Source records

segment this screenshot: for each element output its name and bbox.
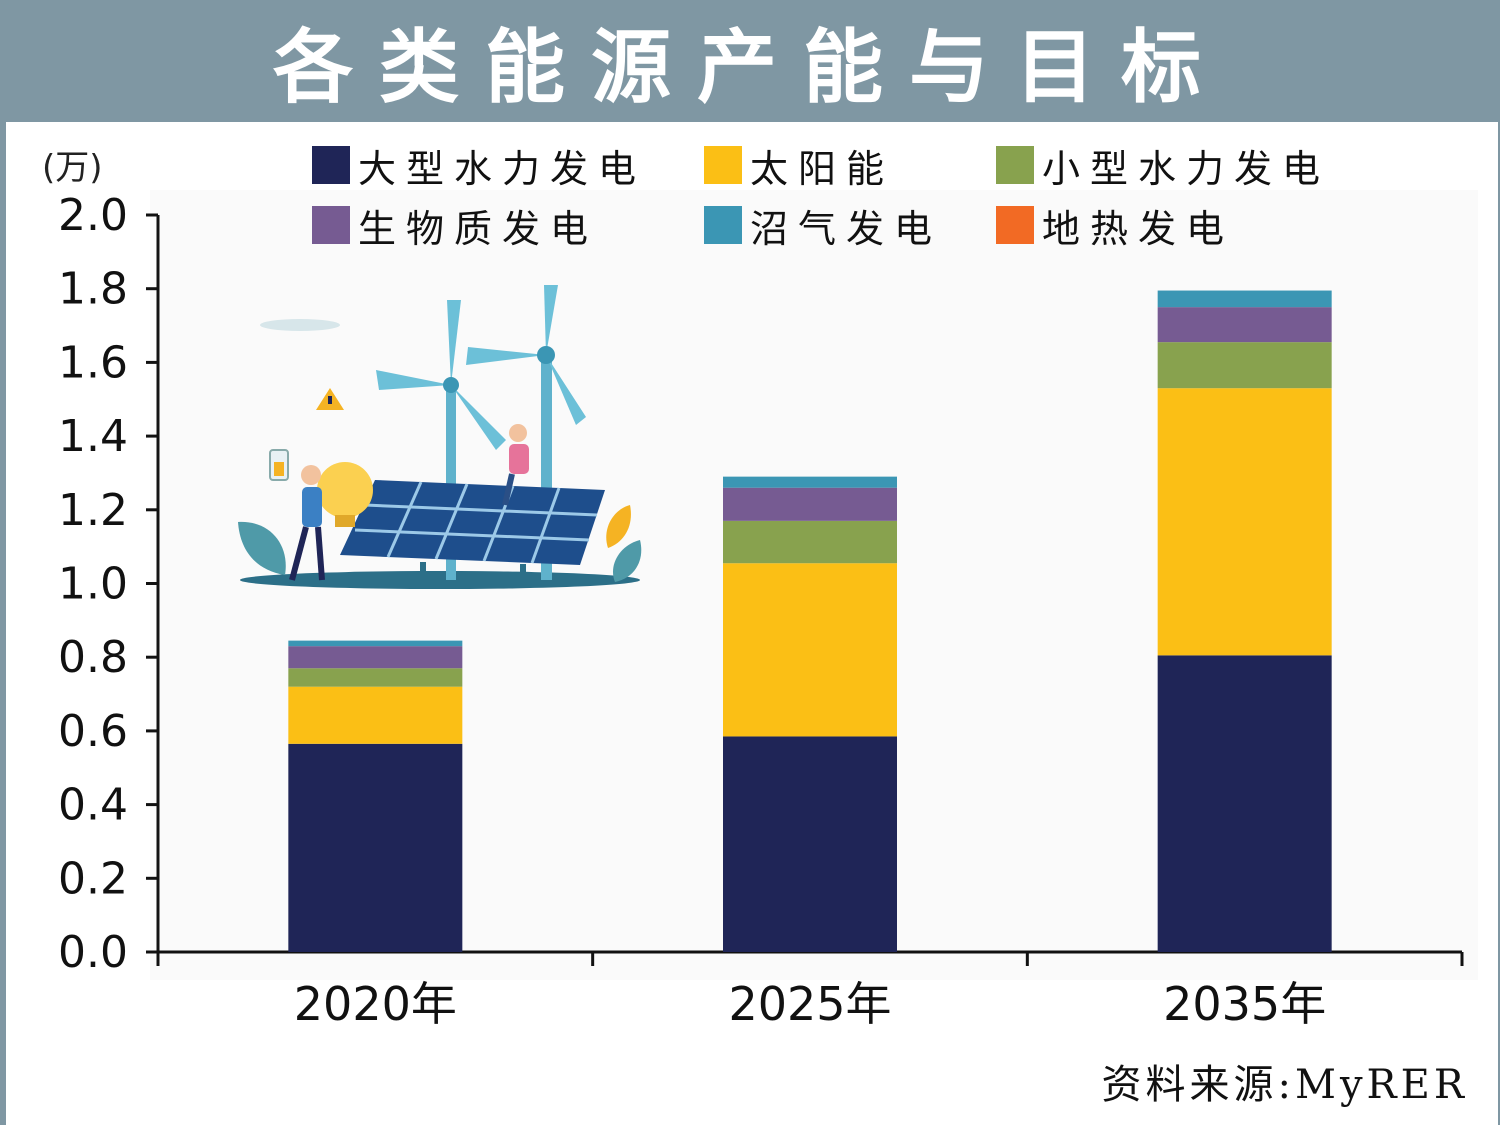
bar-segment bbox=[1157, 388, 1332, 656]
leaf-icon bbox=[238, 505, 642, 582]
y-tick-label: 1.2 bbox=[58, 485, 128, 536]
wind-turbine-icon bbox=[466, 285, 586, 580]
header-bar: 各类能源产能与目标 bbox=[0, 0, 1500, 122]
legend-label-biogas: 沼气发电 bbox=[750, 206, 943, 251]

## Objective
Locate each line in the records above that contains the string "segment", and copy those lines.

## Final result
segment this screenshot: for each element output its name and bbox.
bar-segment bbox=[1157, 388, 1332, 656]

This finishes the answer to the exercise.